AIM>
Search the data below for the string "name". Extract every line that contains it.
== STORED ROWS
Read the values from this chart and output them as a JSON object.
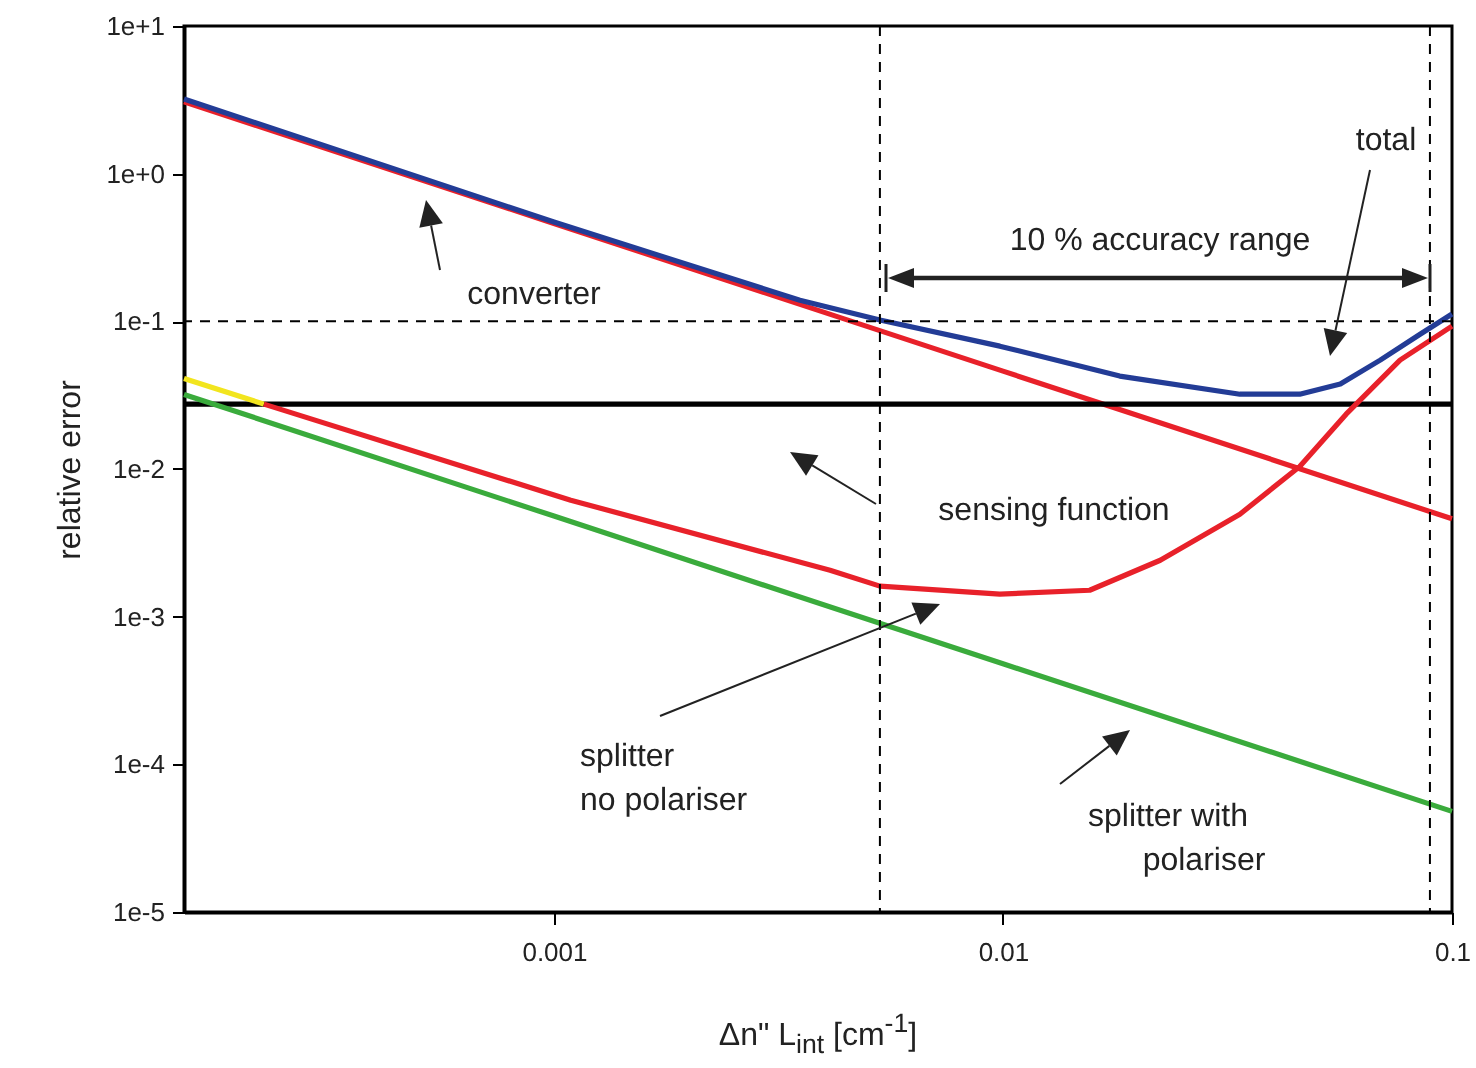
{
  "chart_data": {
    "type": "line",
    "xlabel": "Δn\" L$_{int}$ [cm$^{-1}$]",
    "ylabel": "relative error",
    "log": "xy",
    "grid": false,
    "line_style": "solid",
    "xlim": [
      0.00015,
      0.1
    ],
    "xticks": [
      0.001,
      0.01,
      0.1
    ],
    "ylim": [
      1e-05,
      10
    ],
    "yticks": [
      {
        "value": 10,
        "label": "1e+1"
      },
      {
        "value": 1,
        "label": "1e+0"
      },
      {
        "value": 0.1,
        "label": "1e-1"
      },
      {
        "value": 0.01,
        "label": "1e-2"
      },
      {
        "value": 0.001,
        "label": "1e-3"
      },
      {
        "value": 0.0001,
        "label": "1e-4"
      },
      {
        "value": 1e-05,
        "label": "1e-5"
      }
    ],
    "series": [
      {
        "color": "#e8212a",
        "x": [
          0.00015,
          0.001,
          0.01,
          0.1
        ],
        "values": [
          3.07,
          0.46,
          0.046,
          0.0046
        ]
      },
      {
        "color": "#000000",
        "x": [
          0.00015,
          0.1
        ],
        "values": [
          0.0275,
          0.0275
        ]
      },
      {
        "color": "#f2e51e",
        "x": [
          0.00015,
          0.000226
        ],
        "values": [
          0.041,
          0.0275
        ]
      },
      {
        "color": "#e8212a",
        "x": [
          0.000226,
          0.00109,
          0.00412,
          0.00532,
          0.00984,
          0.0156,
          0.0224,
          0.0337,
          0.0458,
          0.0581,
          0.0766,
          0.1
        ],
        "values": [
          0.0275,
          0.00615,
          0.00206,
          0.00161,
          0.00142,
          0.00151,
          0.00241,
          0.00494,
          0.0104,
          0.0235,
          0.0546,
          0.0927
        ]
      },
      {
        "color": "#3aab3c",
        "x": [
          0.00015,
          0.001,
          0.01,
          0.1
        ],
        "values": [
          0.032,
          0.0048,
          0.00048,
          4.8e-05
        ]
      },
      {
        "color": "#233c96",
        "x": [
          0.00015,
          0.001,
          0.00353,
          0.00532,
          0.00984,
          0.0182,
          0.0337,
          0.0458,
          0.0564,
          0.0692,
          0.0849,
          0.1
        ],
        "values": [
          3.2,
          0.47,
          0.139,
          0.102,
          0.0679,
          0.0426,
          0.0321,
          0.0321,
          0.0376,
          0.0546,
          0.0818,
          0.112
        ]
      }
    ],
    "ref_lines": [
      {
        "axis": "y",
        "value": 0.1,
        "color": "#000000",
        "line_style": "dashed"
      },
      {
        "axis": "x",
        "value": 0.00532,
        "color": "#000000",
        "line_style": "dashed"
      },
      {
        "axis": "x",
        "value": 0.0893,
        "color": "#000000",
        "line_style": "dashed"
      }
    ],
    "annotations": [
      "converter",
      "sensing function",
      "total",
      "splitter\nno polariser",
      "splitter with\npolariser",
      "10 % accuracy range"
    ]
  }
}
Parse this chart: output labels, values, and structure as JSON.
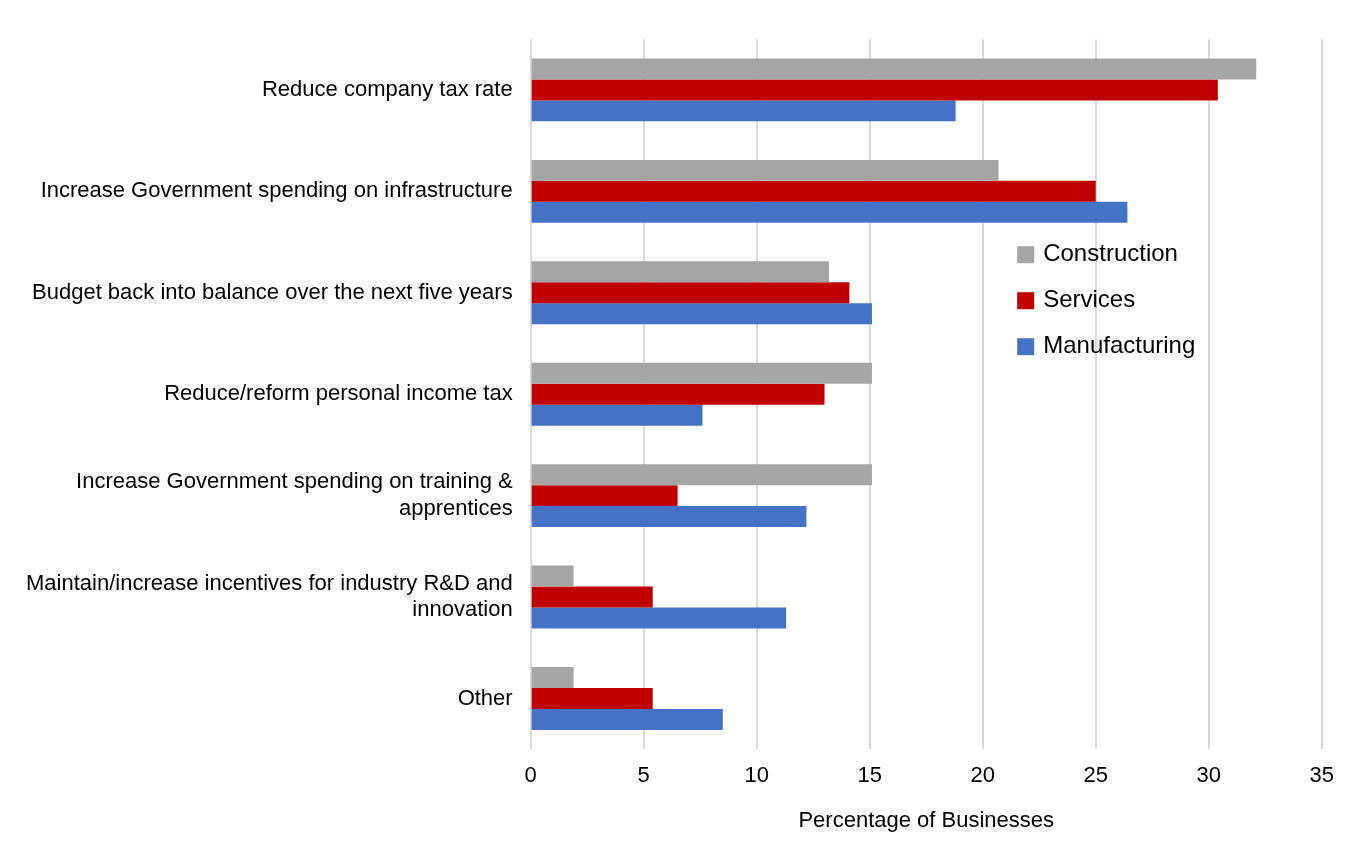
{
  "chart_data": {
    "type": "bar",
    "orientation": "horizontal",
    "xlabel": "Percentage of Businesses",
    "categories": [
      "Reduce company tax rate",
      "Increase Government spending on infrastructure",
      "Budget back into balance over the next five years",
      "Reduce/reform personal income tax",
      "Increase Government spending on training & apprentices",
      "Maintain/increase incentives for industry R&D and innovation",
      "Other"
    ],
    "series": [
      {
        "name": "Construction",
        "color": "#a5a5a5",
        "values": [
          32.1,
          20.7,
          13.2,
          15.1,
          15.1,
          1.9,
          1.9
        ]
      },
      {
        "name": "Services",
        "color": "#c00000",
        "values": [
          30.4,
          25.0,
          14.1,
          13.0,
          6.5,
          5.4,
          5.4
        ]
      },
      {
        "name": "Manufacturing",
        "color": "#4472c4",
        "values": [
          18.8,
          26.4,
          15.1,
          7.6,
          12.2,
          11.3,
          8.5
        ]
      }
    ],
    "xlim": [
      0,
      35
    ],
    "xticks": [
      0,
      5,
      10,
      15,
      20,
      25,
      30,
      35
    ],
    "grid": "x",
    "legend": "right"
  }
}
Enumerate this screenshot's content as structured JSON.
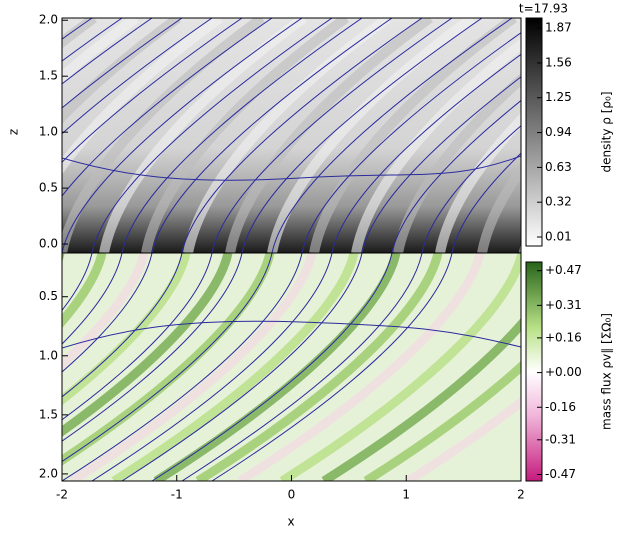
{
  "chart_data": [
    {
      "type": "heatmap",
      "annotation": "t=17.93",
      "ylabel": "z",
      "ylim": [
        -0.08,
        2.02
      ],
      "yticks": [
        {
          "value": 0,
          "label": "0.0"
        },
        0.5,
        {
          "value": 1,
          "label": "1.0"
        },
        1.5,
        {
          "value": 2,
          "label": "2.0"
        }
      ],
      "colorbar": {
        "label": "density ρ [ρ₀]",
        "lim": [
          -0.07,
          1.96
        ],
        "ticks": [
          0.01,
          0.32,
          0.63,
          0.94,
          1.25,
          1.56,
          1.87
        ]
      }
    },
    {
      "type": "heatmap",
      "xlabel": "x",
      "xlim": [
        -2,
        2
      ],
      "xticks": [
        -2,
        -1,
        0,
        1,
        2
      ],
      "ylim": [
        0.13,
        2.06
      ],
      "yticks": [
        0.5,
        {
          "value": 1,
          "label": "1.0"
        },
        1.5,
        {
          "value": 2,
          "label": "2.0"
        }
      ],
      "colorbar": {
        "label": "mass flux ρv∥ [ΣΩ₀]",
        "lim": [
          -0.5,
          0.51
        ],
        "ticks": [
          {
            "value": -0.47,
            "label": "-0.47"
          },
          {
            "value": -0.31,
            "label": "-0.31"
          },
          {
            "value": -0.16,
            "label": "-0.16"
          },
          {
            "value": 0,
            "label": "+0.00"
          },
          {
            "value": 0.16,
            "label": "+0.16"
          },
          {
            "value": 0.31,
            "label": "+0.31"
          },
          {
            "value": 0.47,
            "label": "+0.47"
          }
        ]
      }
    }
  ]
}
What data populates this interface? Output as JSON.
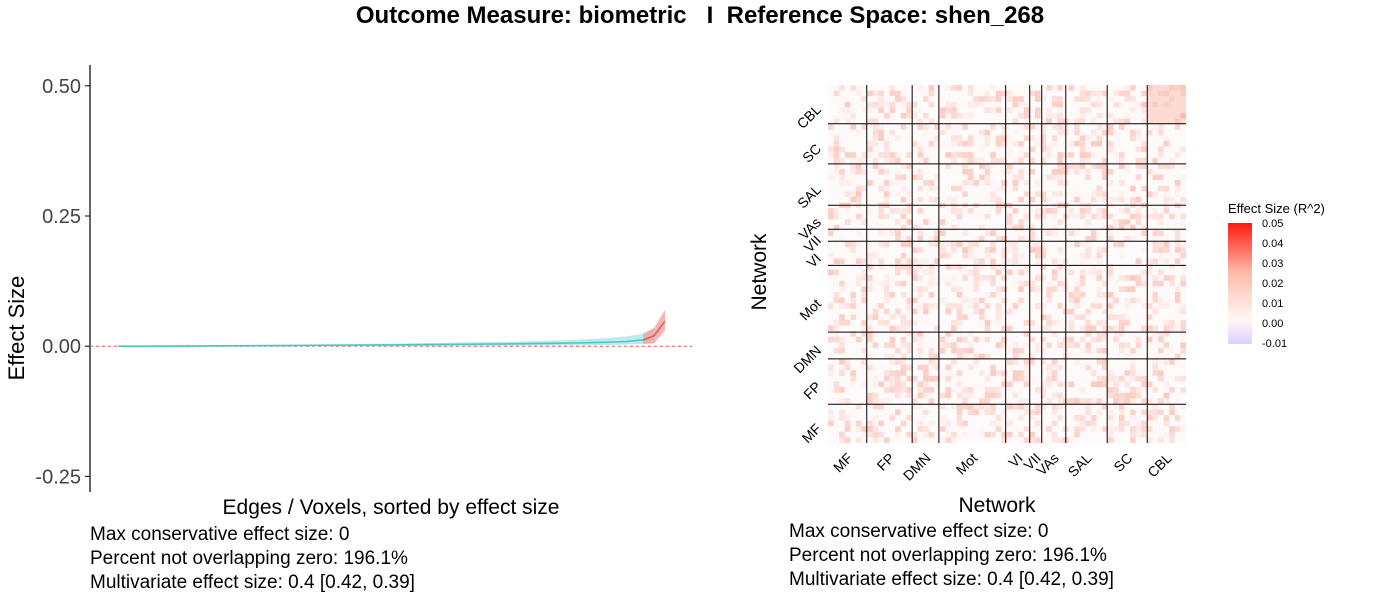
{
  "title": "Outcome Measure: biometric   I  Reference Space: shen_268",
  "colors": {
    "positive": "#f08080",
    "ci_band": "#9ee3e3",
    "line": "#48c9c0",
    "zero_line": "#e05a4e",
    "grid_line": "#000000"
  },
  "chart_data": [
    {
      "type": "line",
      "xlabel": "Edges / Voxels, sorted by effect size",
      "ylabel": "Effect Size",
      "ylim": [
        -0.28,
        0.54
      ],
      "yticks": [
        0.5,
        0.25,
        0.0,
        -0.25
      ],
      "ytick_labels": [
        "0.50",
        "0.25",
        "0.00",
        "-0.25"
      ],
      "x": [
        0,
        0.1,
        0.2,
        0.3,
        0.4,
        0.5,
        0.6,
        0.7,
        0.8,
        0.85,
        0.9,
        0.93,
        0.96,
        0.98,
        1.0
      ],
      "series": [
        {
          "values": [
            0.0,
            0.0003,
            0.0007,
            0.0012,
            0.0018,
            0.0025,
            0.0033,
            0.0042,
            0.0055,
            0.0064,
            0.0078,
            0.009,
            0.012,
            0.02,
            0.048
          ],
          "lower": [
            -0.001,
            -0.0008,
            -0.0006,
            -0.0004,
            -0.0002,
            0.0,
            0.0003,
            0.0007,
            0.0012,
            0.0016,
            0.0022,
            0.003,
            0.004,
            0.006,
            0.03
          ],
          "upper": [
            0.001,
            0.0015,
            0.0022,
            0.003,
            0.004,
            0.005,
            0.0065,
            0.0082,
            0.011,
            0.013,
            0.016,
            0.019,
            0.024,
            0.035,
            0.07
          ]
        }
      ],
      "reference_line": 0
    },
    {
      "type": "heatmap",
      "xlabel": "Network",
      "ylabel": "Network",
      "x_networks": [
        "MF",
        "FP",
        "DMN",
        "Mot",
        "VI",
        "VII",
        "VAs",
        "SAL",
        "SC",
        "CBL"
      ],
      "y_networks": [
        "CBL",
        "SC",
        "SAL",
        "VAs",
        "VII",
        "VI",
        "Mot",
        "DMN",
        "FP",
        "MF"
      ],
      "network_sizes": [
        29,
        34,
        20,
        50,
        18,
        9,
        18,
        31,
        30,
        29
      ],
      "legend_title": "Effect Size (R^2)",
      "legend_ticks": [
        "0.05",
        "0.04",
        "0.03",
        "0.02",
        "0.01",
        "0.00",
        "-0.01"
      ],
      "color_range": [
        -0.01,
        0.05
      ]
    }
  ],
  "stats": {
    "max_conservative": "Max conservative effect size: 0",
    "percent_not_overlapping": "Percent not overlapping zero: 196.1%",
    "multivariate": "Multivariate effect size: 0.4 [0.42, 0.39]"
  }
}
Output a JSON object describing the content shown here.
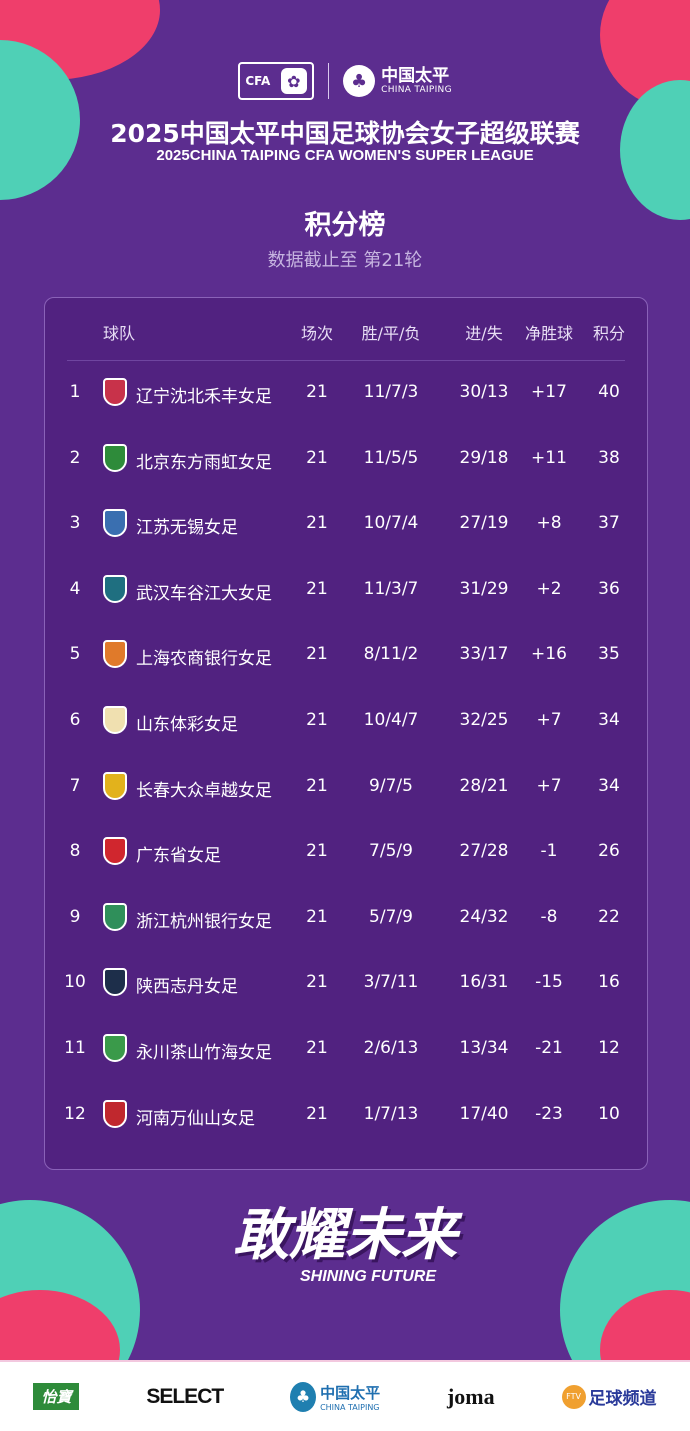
====
ANSWER TO THE PROBLEM>
        "name": "Construction",
        "name": "Services",
        "name": "Manufacturing",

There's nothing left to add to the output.